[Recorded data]
— begin —

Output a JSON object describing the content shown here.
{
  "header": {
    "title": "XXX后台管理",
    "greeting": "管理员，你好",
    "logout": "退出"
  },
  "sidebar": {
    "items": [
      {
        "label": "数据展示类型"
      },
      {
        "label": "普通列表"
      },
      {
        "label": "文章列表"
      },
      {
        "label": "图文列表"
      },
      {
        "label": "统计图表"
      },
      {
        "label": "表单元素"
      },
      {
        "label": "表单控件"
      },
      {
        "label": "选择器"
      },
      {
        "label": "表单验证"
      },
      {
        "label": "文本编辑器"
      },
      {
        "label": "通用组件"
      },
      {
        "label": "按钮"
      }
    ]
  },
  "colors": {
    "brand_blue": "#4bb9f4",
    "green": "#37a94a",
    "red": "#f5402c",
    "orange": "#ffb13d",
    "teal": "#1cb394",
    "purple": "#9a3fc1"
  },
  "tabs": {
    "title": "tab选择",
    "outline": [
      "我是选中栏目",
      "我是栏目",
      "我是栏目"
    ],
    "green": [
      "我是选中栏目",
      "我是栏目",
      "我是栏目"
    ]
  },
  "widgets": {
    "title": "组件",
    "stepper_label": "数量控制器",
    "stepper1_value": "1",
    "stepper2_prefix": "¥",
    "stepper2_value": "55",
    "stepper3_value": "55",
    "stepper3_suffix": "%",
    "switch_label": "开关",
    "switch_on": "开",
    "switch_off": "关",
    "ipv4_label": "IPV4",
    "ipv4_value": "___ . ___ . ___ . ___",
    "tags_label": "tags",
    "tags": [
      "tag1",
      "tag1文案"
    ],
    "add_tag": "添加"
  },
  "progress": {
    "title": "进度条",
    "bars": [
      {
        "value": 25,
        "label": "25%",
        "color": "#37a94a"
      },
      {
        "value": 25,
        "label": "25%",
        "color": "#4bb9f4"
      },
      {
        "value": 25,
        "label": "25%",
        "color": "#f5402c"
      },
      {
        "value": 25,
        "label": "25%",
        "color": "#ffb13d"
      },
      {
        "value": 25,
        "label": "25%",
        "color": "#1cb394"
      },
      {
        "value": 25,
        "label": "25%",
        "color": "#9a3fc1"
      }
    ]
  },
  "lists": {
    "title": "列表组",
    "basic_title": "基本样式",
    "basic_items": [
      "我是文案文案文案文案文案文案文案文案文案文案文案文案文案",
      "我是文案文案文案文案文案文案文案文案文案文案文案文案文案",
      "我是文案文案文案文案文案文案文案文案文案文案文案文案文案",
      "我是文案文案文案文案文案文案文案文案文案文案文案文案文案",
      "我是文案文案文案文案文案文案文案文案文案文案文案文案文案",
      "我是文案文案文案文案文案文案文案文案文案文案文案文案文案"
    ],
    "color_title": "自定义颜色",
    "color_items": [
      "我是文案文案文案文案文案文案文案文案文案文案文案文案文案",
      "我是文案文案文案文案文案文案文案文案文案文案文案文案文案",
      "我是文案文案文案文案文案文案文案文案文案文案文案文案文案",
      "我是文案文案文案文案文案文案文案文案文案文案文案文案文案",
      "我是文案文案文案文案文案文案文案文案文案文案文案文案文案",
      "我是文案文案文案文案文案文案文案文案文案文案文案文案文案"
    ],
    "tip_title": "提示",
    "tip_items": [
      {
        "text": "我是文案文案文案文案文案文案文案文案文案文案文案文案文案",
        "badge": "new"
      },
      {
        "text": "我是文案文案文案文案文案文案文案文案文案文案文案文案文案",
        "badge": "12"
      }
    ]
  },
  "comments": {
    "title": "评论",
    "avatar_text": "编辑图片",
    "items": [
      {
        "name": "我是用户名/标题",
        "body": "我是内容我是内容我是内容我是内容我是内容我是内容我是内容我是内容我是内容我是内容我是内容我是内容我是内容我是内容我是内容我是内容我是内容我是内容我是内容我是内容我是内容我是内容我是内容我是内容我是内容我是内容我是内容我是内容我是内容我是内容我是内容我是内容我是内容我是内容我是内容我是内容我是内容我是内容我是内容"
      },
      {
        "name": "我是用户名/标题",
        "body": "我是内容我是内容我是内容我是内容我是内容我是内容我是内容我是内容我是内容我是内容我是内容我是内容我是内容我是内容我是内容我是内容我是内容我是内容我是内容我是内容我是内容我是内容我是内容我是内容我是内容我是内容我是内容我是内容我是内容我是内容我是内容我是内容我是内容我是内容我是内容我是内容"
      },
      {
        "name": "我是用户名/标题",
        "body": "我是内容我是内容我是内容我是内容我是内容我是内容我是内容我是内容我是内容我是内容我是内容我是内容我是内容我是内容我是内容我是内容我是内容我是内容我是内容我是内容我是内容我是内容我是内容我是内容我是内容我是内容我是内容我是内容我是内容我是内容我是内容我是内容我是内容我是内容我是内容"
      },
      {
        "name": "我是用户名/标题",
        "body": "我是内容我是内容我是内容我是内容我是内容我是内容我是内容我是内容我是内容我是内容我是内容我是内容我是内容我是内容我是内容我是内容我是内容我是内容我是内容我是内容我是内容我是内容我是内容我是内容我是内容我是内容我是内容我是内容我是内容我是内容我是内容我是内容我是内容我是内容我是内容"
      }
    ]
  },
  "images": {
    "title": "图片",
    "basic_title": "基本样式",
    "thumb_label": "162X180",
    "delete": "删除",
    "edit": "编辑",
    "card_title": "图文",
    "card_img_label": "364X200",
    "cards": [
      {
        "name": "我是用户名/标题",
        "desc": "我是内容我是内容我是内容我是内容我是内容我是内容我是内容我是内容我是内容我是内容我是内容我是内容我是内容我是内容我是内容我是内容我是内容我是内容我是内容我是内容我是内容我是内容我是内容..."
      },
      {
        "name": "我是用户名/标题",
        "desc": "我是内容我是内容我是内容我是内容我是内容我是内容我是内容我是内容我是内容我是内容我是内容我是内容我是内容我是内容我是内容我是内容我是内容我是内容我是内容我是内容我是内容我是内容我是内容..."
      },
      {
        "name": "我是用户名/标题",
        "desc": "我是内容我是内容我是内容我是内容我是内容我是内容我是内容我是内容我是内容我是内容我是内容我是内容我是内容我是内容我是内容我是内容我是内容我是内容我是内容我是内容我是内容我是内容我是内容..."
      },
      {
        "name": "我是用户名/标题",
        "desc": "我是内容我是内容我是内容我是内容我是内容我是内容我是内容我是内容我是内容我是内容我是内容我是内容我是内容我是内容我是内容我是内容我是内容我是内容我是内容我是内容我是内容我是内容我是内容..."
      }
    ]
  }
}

— end —

_SHORT PROBLEM_
Retype all of the data shown above, word for word.

_EXERCISE RESULT_
Output a JSON object describing the content shown here.
{
  "header": {
    "title": "XXX后台管理",
    "greeting": "管理员，你好",
    "logout": "退出"
  },
  "sidebar": {
    "items": [
      {
        "label": "数据展示类型"
      },
      {
        "label": "普通列表"
      },
      {
        "label": "文章列表"
      },
      {
        "label": "图文列表"
      },
      {
        "label": "统计图表"
      },
      {
        "label": "表单元素"
      },
      {
        "label": "表单控件"
      },
      {
        "label": "选择器"
      },
      {
        "label": "表单验证"
      },
      {
        "label": "文本编辑器"
      },
      {
        "label": "通用组件"
      },
      {
        "label": "按钮"
      }
    ]
  },
  "colors": {
    "brand_blue": "#4bb9f4",
    "green": "#37a94a",
    "red": "#f5402c",
    "orange": "#ffb13d",
    "teal": "#1cb394",
    "purple": "#9a3fc1"
  },
  "tabs": {
    "title": "tab选择",
    "outline": [
      "我是选中栏目",
      "我是栏目",
      "我是栏目"
    ],
    "green": [
      "我是选中栏目",
      "我是栏目",
      "我是栏目"
    ]
  },
  "widgets": {
    "title": "组件",
    "stepper_label": "数量控制器",
    "stepper1_value": "1",
    "stepper2_prefix": "¥",
    "stepper2_value": "55",
    "stepper3_value": "55",
    "stepper3_suffix": "%",
    "switch_label": "开关",
    "switch_on": "开",
    "switch_off": "关",
    "ipv4_label": "IPV4",
    "ipv4_value": "___ . ___ . ___ . ___",
    "tags_label": "tags",
    "tags": [
      "tag1",
      "tag1文案"
    ],
    "add_tag": "添加"
  },
  "progress": {
    "title": "进度条",
    "bars": [
      {
        "value": 25,
        "label": "25%",
        "color": "#37a94a"
      },
      {
        "value": 25,
        "label": "25%",
        "color": "#4bb9f4"
      },
      {
        "value": 25,
        "label": "25%",
        "color": "#f5402c"
      },
      {
        "value": 25,
        "label": "25%",
        "color": "#ffb13d"
      },
      {
        "value": 25,
        "label": "25%",
        "color": "#1cb394"
      },
      {
        "value": 25,
        "label": "25%",
        "color": "#9a3fc1"
      }
    ]
  },
  "lists": {
    "title": "列表组",
    "basic_title": "基本样式",
    "basic_items": [
      "我是文案文案文案文案文案文案文案文案文案文案文案文案文案",
      "我是文案文案文案文案文案文案文案文案文案文案文案文案文案",
      "我是文案文案文案文案文案文案文案文案文案文案文案文案文案",
      "我是文案文案文案文案文案文案文案文案文案文案文案文案文案",
      "我是文案文案文案文案文案文案文案文案文案文案文案文案文案",
      "我是文案文案文案文案文案文案文案文案文案文案文案文案文案"
    ],
    "color_title": "自定义颜色",
    "color_items": [
      "我是文案文案文案文案文案文案文案文案文案文案文案文案文案",
      "我是文案文案文案文案文案文案文案文案文案文案文案文案文案",
      "我是文案文案文案文案文案文案文案文案文案文案文案文案文案",
      "我是文案文案文案文案文案文案文案文案文案文案文案文案文案",
      "我是文案文案文案文案文案文案文案文案文案文案文案文案文案",
      "我是文案文案文案文案文案文案文案文案文案文案文案文案文案"
    ],
    "tip_title": "提示",
    "tip_items": [
      {
        "text": "我是文案文案文案文案文案文案文案文案文案文案文案文案文案",
        "badge": "new"
      },
      {
        "text": "我是文案文案文案文案文案文案文案文案文案文案文案文案文案",
        "badge": "12"
      }
    ]
  },
  "comments": {
    "title": "评论",
    "avatar_text": "编辑图片",
    "items": [
      {
        "name": "我是用户名/标题",
        "body": "我是内容我是内容我是内容我是内容我是内容我是内容我是内容我是内容我是内容我是内容我是内容我是内容我是内容我是内容我是内容我是内容我是内容我是内容我是内容我是内容我是内容我是内容我是内容我是内容我是内容我是内容我是内容我是内容我是内容我是内容我是内容我是内容我是内容我是内容我是内容我是内容我是内容我是内容我是内容"
      },
      {
        "name": "我是用户名/标题",
        "body": "我是内容我是内容我是内容我是内容我是内容我是内容我是内容我是内容我是内容我是内容我是内容我是内容我是内容我是内容我是内容我是内容我是内容我是内容我是内容我是内容我是内容我是内容我是内容我是内容我是内容我是内容我是内容我是内容我是内容我是内容我是内容我是内容我是内容我是内容我是内容我是内容"
      },
      {
        "name": "我是用户名/标题",
        "body": "我是内容我是内容我是内容我是内容我是内容我是内容我是内容我是内容我是内容我是内容我是内容我是内容我是内容我是内容我是内容我是内容我是内容我是内容我是内容我是内容我是内容我是内容我是内容我是内容我是内容我是内容我是内容我是内容我是内容我是内容我是内容我是内容我是内容我是内容我是内容"
      },
      {
        "name": "我是用户名/标题",
        "body": "我是内容我是内容我是内容我是内容我是内容我是内容我是内容我是内容我是内容我是内容我是内容我是内容我是内容我是内容我是内容我是内容我是内容我是内容我是内容我是内容我是内容我是内容我是内容我是内容我是内容我是内容我是内容我是内容我是内容我是内容我是内容我是内容我是内容我是内容我是内容"
      }
    ]
  },
  "images": {
    "title": "图片",
    "basic_title": "基本样式",
    "thumb_label": "162X180",
    "delete": "删除",
    "edit": "编辑",
    "card_title": "图文",
    "card_img_label": "364X200",
    "cards": [
      {
        "name": "我是用户名/标题",
        "desc": "我是内容我是内容我是内容我是内容我是内容我是内容我是内容我是内容我是内容我是内容我是内容我是内容我是内容我是内容我是内容我是内容我是内容我是内容我是内容我是内容我是内容我是内容我是内容..."
      },
      {
        "name": "我是用户名/标题",
        "desc": "我是内容我是内容我是内容我是内容我是内容我是内容我是内容我是内容我是内容我是内容我是内容我是内容我是内容我是内容我是内容我是内容我是内容我是内容我是内容我是内容我是内容我是内容我是内容..."
      },
      {
        "name": "我是用户名/标题",
        "desc": "我是内容我是内容我是内容我是内容我是内容我是内容我是内容我是内容我是内容我是内容我是内容我是内容我是内容我是内容我是内容我是内容我是内容我是内容我是内容我是内容我是内容我是内容我是内容..."
      },
      {
        "name": "我是用户名/标题",
        "desc": "我是内容我是内容我是内容我是内容我是内容我是内容我是内容我是内容我是内容我是内容我是内容我是内容我是内容我是内容我是内容我是内容我是内容我是内容我是内容我是内容我是内容我是内容我是内容..."
      }
    ]
  }
}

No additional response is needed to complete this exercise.